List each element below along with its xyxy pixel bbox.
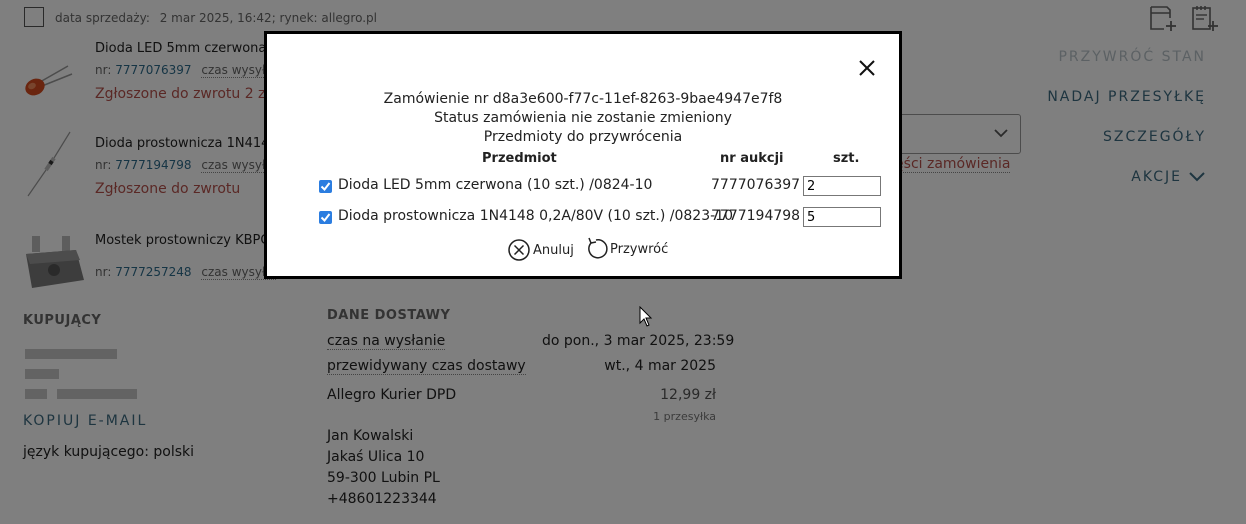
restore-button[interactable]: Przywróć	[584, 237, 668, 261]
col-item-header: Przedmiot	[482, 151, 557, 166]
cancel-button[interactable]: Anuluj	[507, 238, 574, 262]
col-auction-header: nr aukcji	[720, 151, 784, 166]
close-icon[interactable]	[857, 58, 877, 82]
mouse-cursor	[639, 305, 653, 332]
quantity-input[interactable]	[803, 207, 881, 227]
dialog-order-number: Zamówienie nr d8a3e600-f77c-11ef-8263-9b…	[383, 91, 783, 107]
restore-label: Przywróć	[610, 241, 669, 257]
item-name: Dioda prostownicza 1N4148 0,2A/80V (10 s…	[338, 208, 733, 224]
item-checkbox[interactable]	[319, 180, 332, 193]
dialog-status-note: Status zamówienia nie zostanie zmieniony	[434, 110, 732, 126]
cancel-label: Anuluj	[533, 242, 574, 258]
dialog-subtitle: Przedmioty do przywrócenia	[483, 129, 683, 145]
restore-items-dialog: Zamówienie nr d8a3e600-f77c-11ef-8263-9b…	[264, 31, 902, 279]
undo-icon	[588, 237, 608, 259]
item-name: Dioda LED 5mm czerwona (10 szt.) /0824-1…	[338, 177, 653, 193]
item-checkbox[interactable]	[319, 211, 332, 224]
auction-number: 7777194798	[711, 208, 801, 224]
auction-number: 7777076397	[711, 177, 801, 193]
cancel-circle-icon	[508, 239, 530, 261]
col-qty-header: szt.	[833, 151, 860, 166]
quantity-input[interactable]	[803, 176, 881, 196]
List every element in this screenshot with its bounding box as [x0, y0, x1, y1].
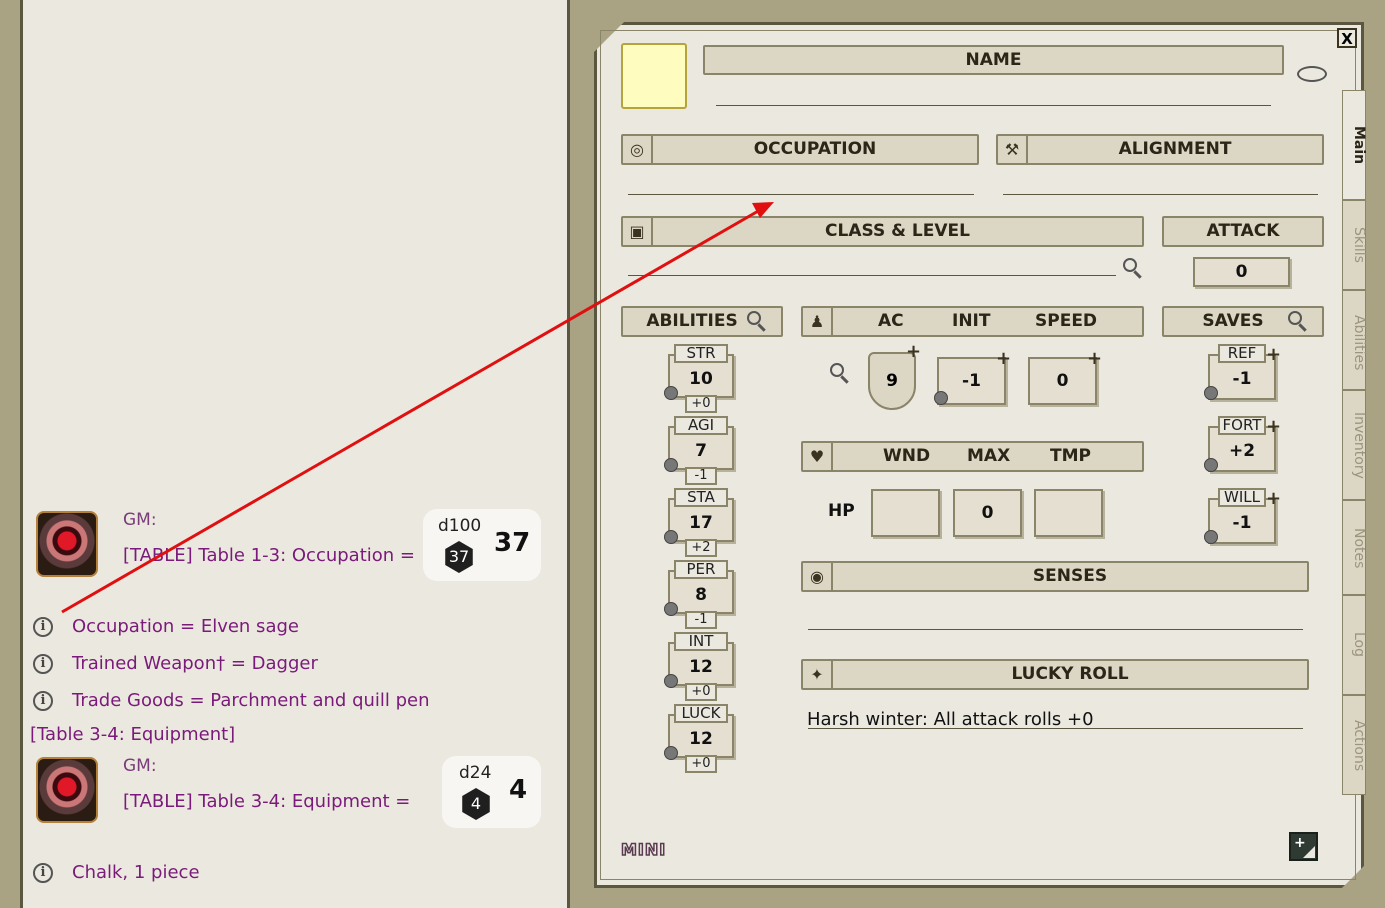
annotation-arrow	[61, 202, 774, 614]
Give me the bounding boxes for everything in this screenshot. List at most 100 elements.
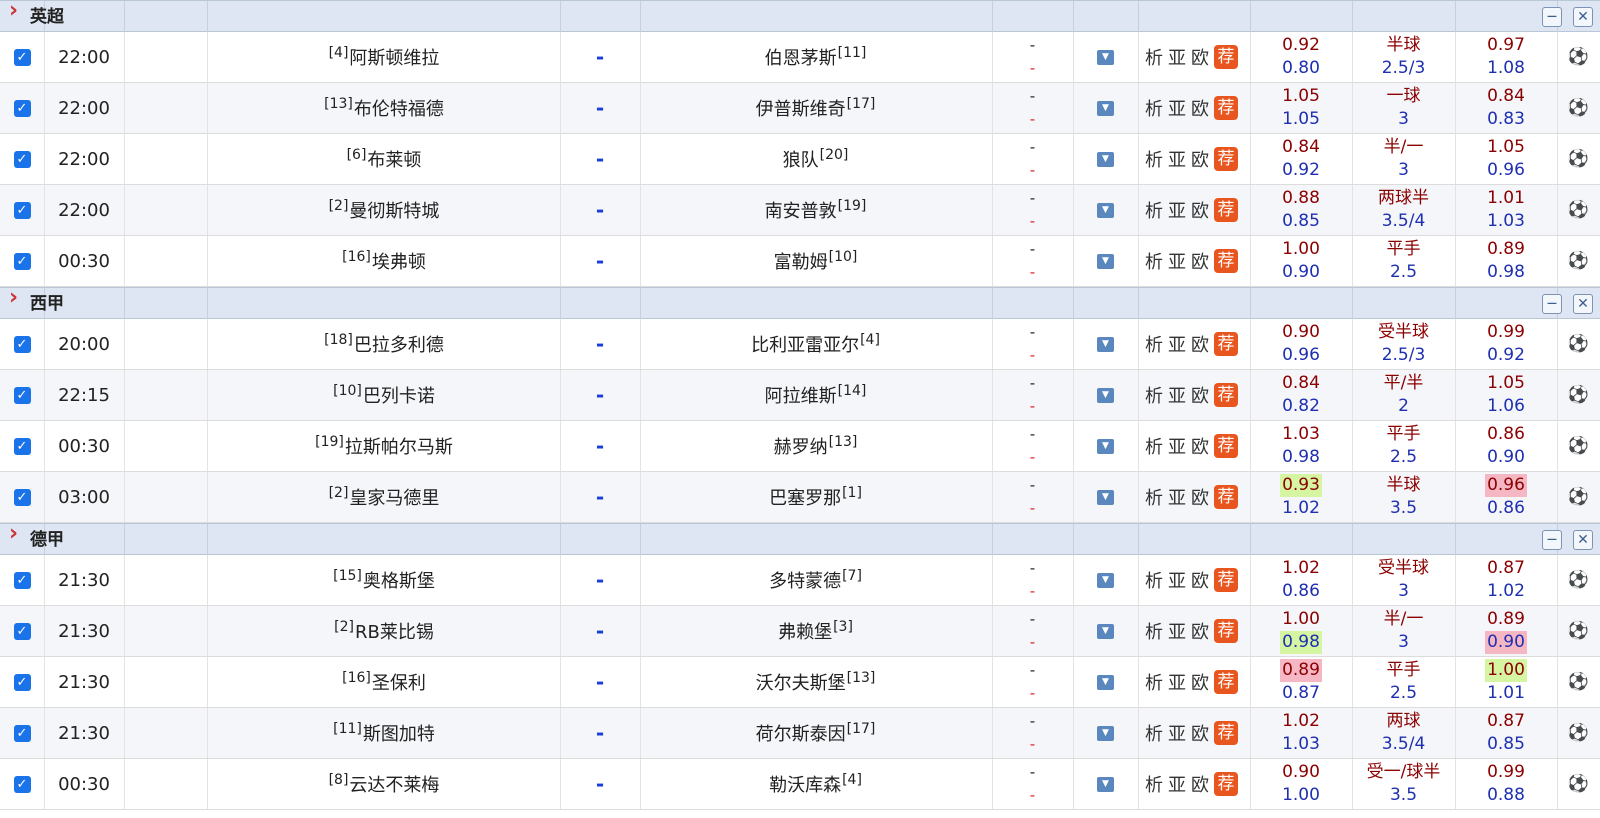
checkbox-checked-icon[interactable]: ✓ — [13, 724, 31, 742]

# REQUIRED WORK:
Could you copy out every line of the entries above word for word, leaving out the pictures?

# ANSWER IN FULL:
List each element below along with its xyxy pixel bbox.
restore-button[interactable]: Przywróć	[584, 237, 668, 261]
col-item-header: Przedmiot	[482, 151, 557, 166]
cancel-button[interactable]: Anuluj	[507, 238, 574, 262]
col-auction-header: nr aukcji	[720, 151, 784, 166]
close-icon[interactable]	[857, 58, 877, 82]
mouse-cursor	[639, 305, 653, 332]
quantity-input[interactable]	[803, 207, 881, 227]
dialog-order-number: Zamówienie nr d8a3e600-f77c-11ef-8263-9b…	[383, 91, 783, 107]
restore-label: Przywróć	[610, 241, 669, 257]
item-name: Dioda prostownicza 1N4148 0,2A/80V (10 s…	[338, 208, 733, 224]
item-checkbox[interactable]	[319, 180, 332, 193]
dialog-status-note: Status zamówienia nie zostanie zmieniony	[434, 110, 732, 126]
cancel-label: Anuluj	[533, 242, 574, 258]
dialog-subtitle: Przedmioty do przywrócenia	[483, 129, 683, 145]
restore-items-dialog: Zamówienie nr d8a3e600-f77c-11ef-8263-9b…	[264, 31, 902, 279]
undo-icon	[588, 237, 608, 259]
item-name: Dioda LED 5mm czerwona (10 szt.) /0824-1…	[338, 177, 653, 193]
item-checkbox[interactable]	[319, 211, 332, 224]
auction-number: 7777194798	[711, 208, 801, 224]
auction-number: 7777076397	[711, 177, 801, 193]
cancel-circle-icon	[508, 239, 530, 261]
col-qty-header: szt.	[833, 151, 860, 166]
quantity-input[interactable]	[803, 176, 881, 196]
List every element in this screenshot with its bounding box as [x0, y0, x1, y1].
annotation-arrow	[61, 202, 774, 614]
Give me the bounding boxes for everything in this screenshot. List at most 100 elements.
checkbox-checked-icon[interactable]: ✓ — [13, 724, 31, 742]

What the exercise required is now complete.